Exercise prompt: Scan the listing below for the word "address" and state how many lines hold it. Write nothing but the number.
* begin *
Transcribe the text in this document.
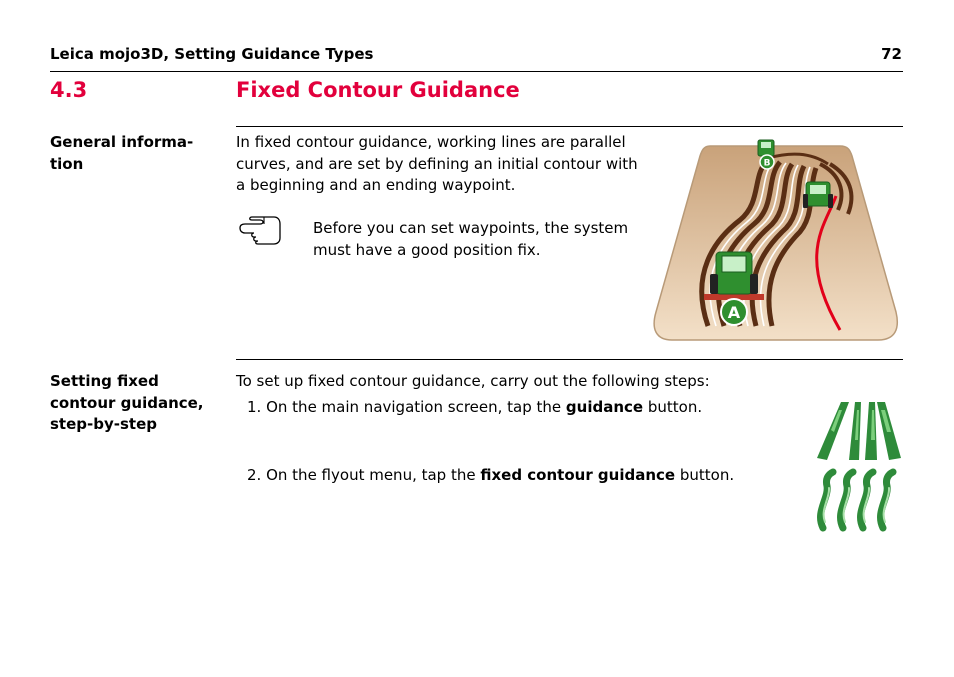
Leica mojo3D, Setting Guidance Types	72
4.3	Fixed Contour Guidance
General informa- tion
In fixed contour guidance, working lines are parallel curves, and are set by defining an initial contour with a beginning and an ending waypoint.
Before you can set waypoints, the system must have a good position fix.
A
B
Setting fixed contour guidance, step-by-step
To set up fixed contour guidance, carry out the following steps:
1. On the main navigation screen, tap the guidance button.
2. On the flyout menu, tap the fixed contour guidance button.
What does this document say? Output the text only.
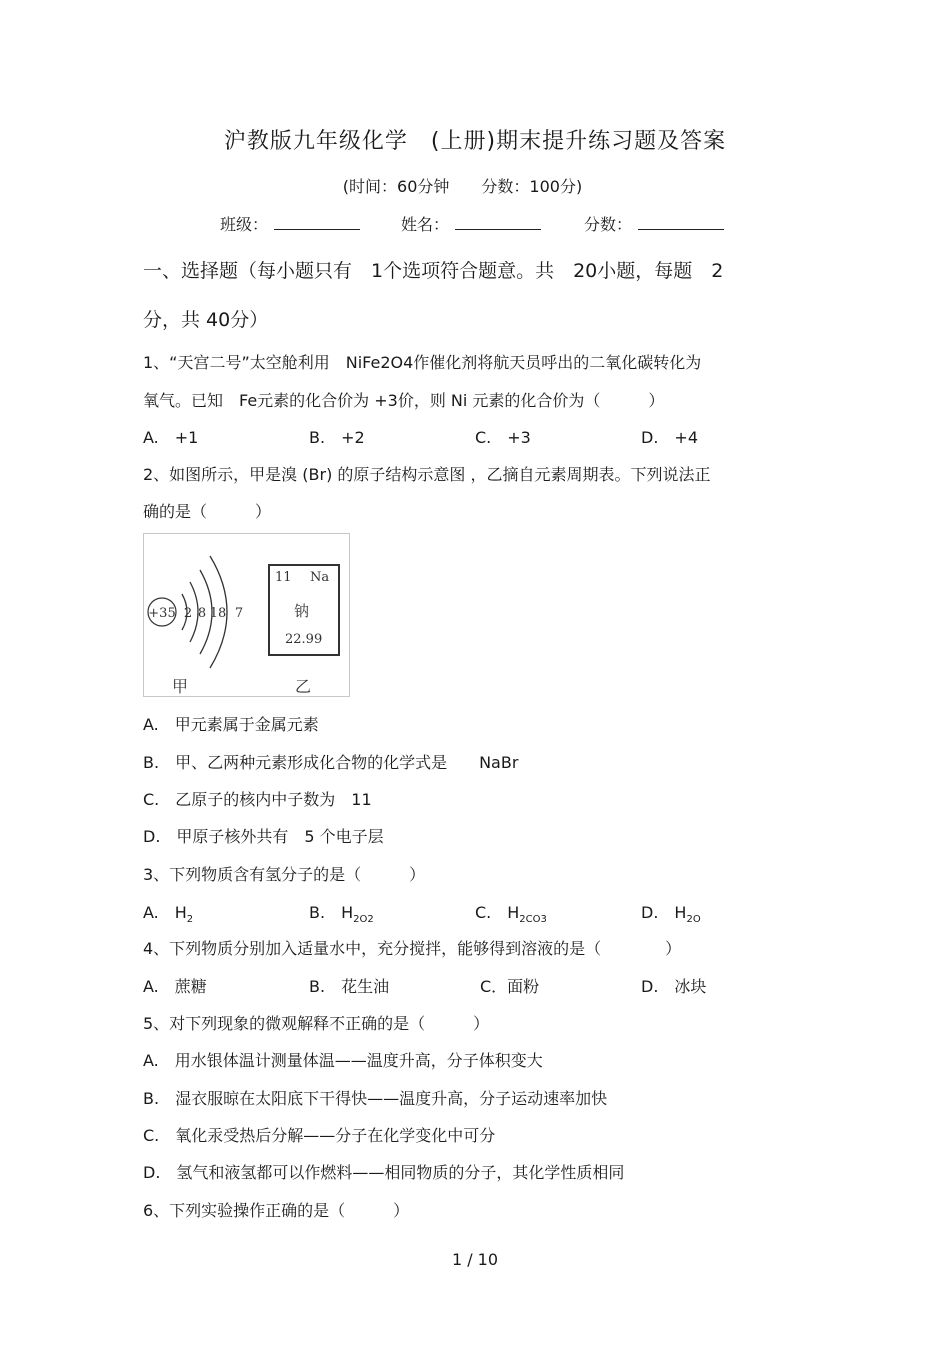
沪教版九年级化学　(上册)期末提升练习题及答案
(时间：60分钟　　分数：100分)
班级：	姓名：	分数：
一、选择题（每小题只有　1个选项符合题意。共　20小题，每题　2
分，共 40分）
1、“天宫二号”太空舱利用　NiFe2O4作催化剂将航天员呼出的二氧化碳转化为
氧气。已知　Fe元素的化合价为 +3价，则 Ni 元素的化合价为（　　　）
A.　+1	B.　+2	C.　+3	D.　+4
2、如图所示，甲是溴 (Br) 的原子结构示意图 ，乙摘自元素周期表。下列说法正
确的是（　　　）
+35 2 8 18 7
11 Na
钠
22.99
甲	乙
A.　甲元素属于金属元素
B.　甲、乙两种元素形成化合物的化学式是　　NaBr
C.　乙原子的核内中子数为　11
D.　甲原子核外共有　5 个电子层
3、下列物质含有氢分子的是（　　　）
A.　$H_2$	B.　$H_{2O2}$	C.　$H_{2CO3}$	D.　$H_{2O}$
4、下列物质分别加入适量水中，充分搅拌，能够得到溶液的是（　　　　）
A.　蔗糖	B.　花生油	C．面粉	D.　冰块
5、对下列现象的微观解释不正确的是（　　　）
A.　用水银体温计测量体温——温度升高，分子体积变大
B.　湿衣服晾在太阳底下干得快——温度升高，分子运动速率加快
C.　氧化汞受热后分解——分子在化学变化中可分
D.　氢气和液氢都可以作燃料——相同物质的分子，其化学性质相同
6、下列实验操作正确的是（　　　）
1 / 10
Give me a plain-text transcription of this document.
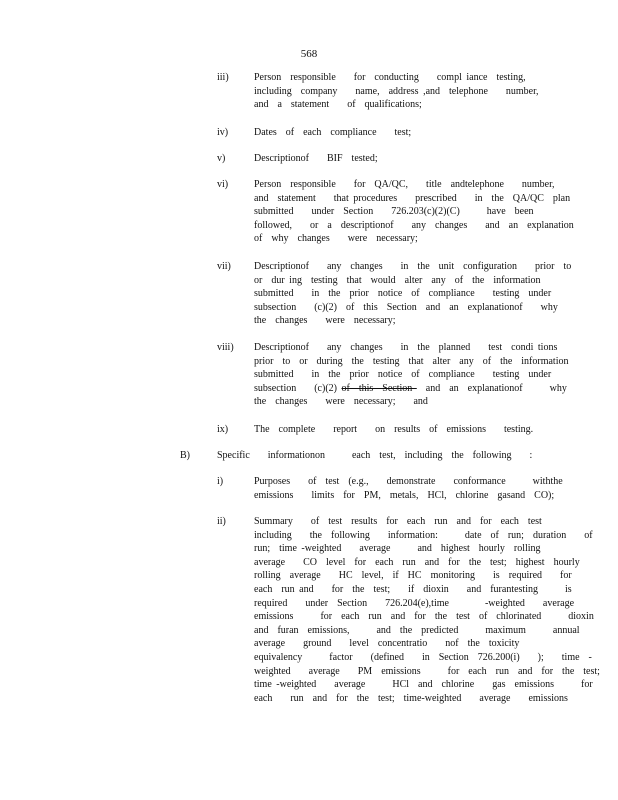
568
iii)	Person  responsible    for  conducting    compl iance  testing,
including  company    name,  address ,and  telephone    number,
and  a  statement    of  qualifications;
iv)	Dates  of  each  compliance    test;
v)	Descriptionof    BIF  tested;
vi)	Person  responsible    for  QA/QC,    title  andtelephone    number,
and  statement    that procedures    prescribed    in  the  QA/QC  plan
submitted    under  Section    726.203(c)(2)(C)      have  been
followed,    or  a  descriptionof    any  changes    and  an  explanation
of  why  changes    were  necessary;
vii) Descriptionof    any  changes    in  the  unit  configuration    prior  to
or  dur ing  testing  that  would  alter  any  of  the  information
submitted    in  the  prior  notice  of  compliance    testing  under
subsection    (c)(2)  of  this  Section  and  an  explanationof    why
the  changes    were  necessary;
viii) Descriptionof    any  changes    in  the  planned    test  condi tions
prior  to  or  during  the  testing  that  alter  any  of  the  information
submitted    in  the  prior  notice  of  compliance    testing  under
subsection    (c)(2) of  this  Section   and  an  explanationof      why
the  changes    were  necessary;    and
ix)	The  complete    report    on  results  of  emissions    testing.
B)	Specific    informationon      each  test,  including  the  following    :
i)	Purposes    of  test  (e.g.,    demonstrate    conformance      withthe
emissions    limits  for  PM,  metals,  HCl,  chlorine  gasand  CO);
ii)	Summary    of  test  results  for  each  run  and  for  each  test
including    the  following    information:      date  of  run;  duration    of
run;  time -weighted    average      and  highest  hourly  rolling
average    CO  level  for  each  run  and  for  the  test;  highest  hourly
rolling  average    HC  level,  if  HC  monitoring    is  required    for
each  run and    for  the  test;    if  dioxin    and  furantesting      is
required    under  Section    726.204(e),time        -weighted    average
emissions      for  each  run  and  for  the  test  of  chlorinated      dioxin
and  furan  emissions,      and  the  predicted      maximum      annual
average    ground    level  concentratio    nof  the  toxicity
equivalency      factor    (defined    in  Section  726.200(i)    );    time  -
weighted    average    PM  emissions      for  each  run  and  for  the  test;
time -weighted    average      HCl  and  chlorine    gas  emissions      for
each    run  and  for  the  test;  time-weighted    average    emissions
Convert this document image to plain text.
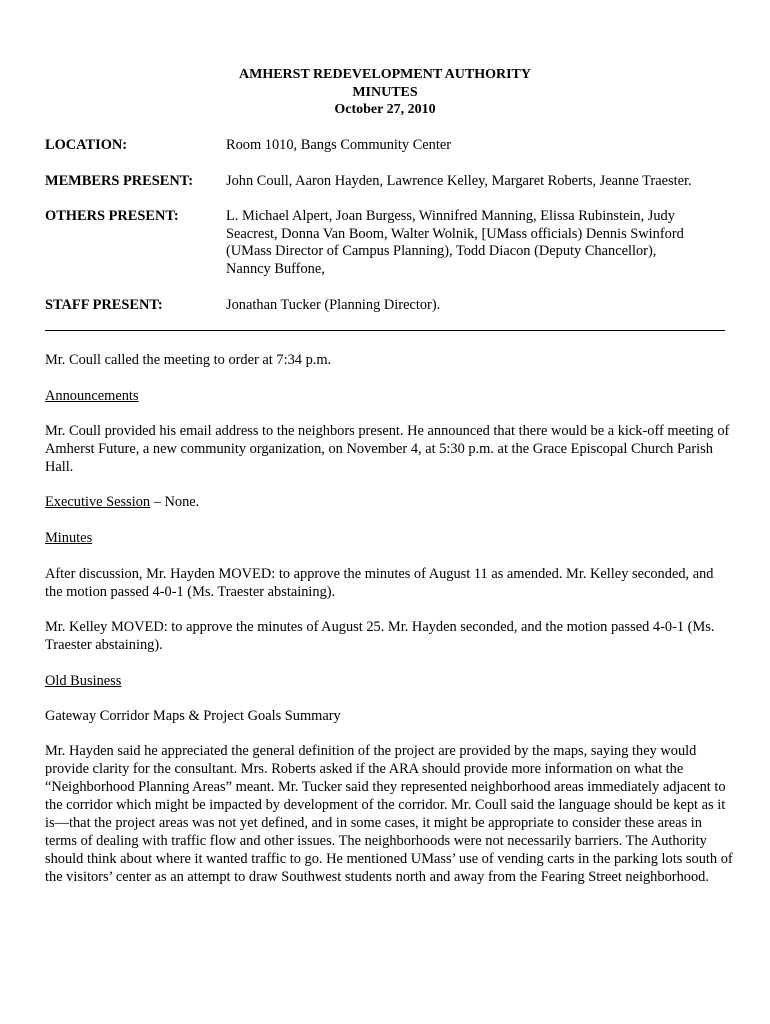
AMHERST REDEVELOPMENT AUTHORITY
MINUTES
October 27, 2010
LOCATION:	Room 1010, Bangs Community Center
MEMBERS PRESENT: John Coull, Aaron Hayden, Lawrence Kelley, Margaret Roberts, Jeanne Traester.
OTHERS PRESENT:	L. Michael Alpert, Joan Burgess, Winnifred Manning, Elissa Rubinstein, Judy Seacrest, Donna Van Boom, Walter Wolnik, [UMass officials) Dennis Swinford (UMass Director of Campus Planning), Todd Diacon (Deputy Chancellor), Nanncy Buffone,
STAFF PRESENT:	Jonathan Tucker (Planning Director).
Mr. Coull called the meeting to order at 7:34 p.m.
Announcements
Mr. Coull provided his email address to the neighbors present. He announced that there would be a kick-off meeting of Amherst Future, a new community organization, on November 4, at 5:30 p.m. at the Grace Episcopal Church Parish Hall.
Executive Session – None.
Minutes
After discussion, Mr. Hayden MOVED: to approve the minutes of August 11 as amended. Mr. Kelley seconded, and the motion passed 4-0-1 (Ms. Traester abstaining).
Mr. Kelley MOVED: to approve the minutes of August 25. Mr. Hayden seconded, and the motion passed 4-0-1 (Ms. Traester abstaining).
Old Business
Gateway Corridor Maps & Project Goals Summary
Mr. Hayden said he appreciated the general definition of the project are provided by the maps, saying they would provide clarity for the consultant. Mrs. Roberts asked if the ARA should provide more information on what the “Neighborhood Planning Areas” meant. Mr. Tucker said they represented neighborhood areas immediately adjacent to the corridor which might be impacted by development of the corridor. Mr. Coull said the language should be kept as it is—that the project areas was not yet defined, and in some cases, it might be appropriate to consider these areas in terms of dealing with traffic flow and other issues. The neighborhoods were not necessarily barriers. The Authority should think about where it wanted traffic to go. He mentioned UMass’ use of vending carts in the parking lots south of the visitors’ center as an attempt to draw Southwest students north and away from the Fearing Street neighborhood.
* end *
Task solution: 2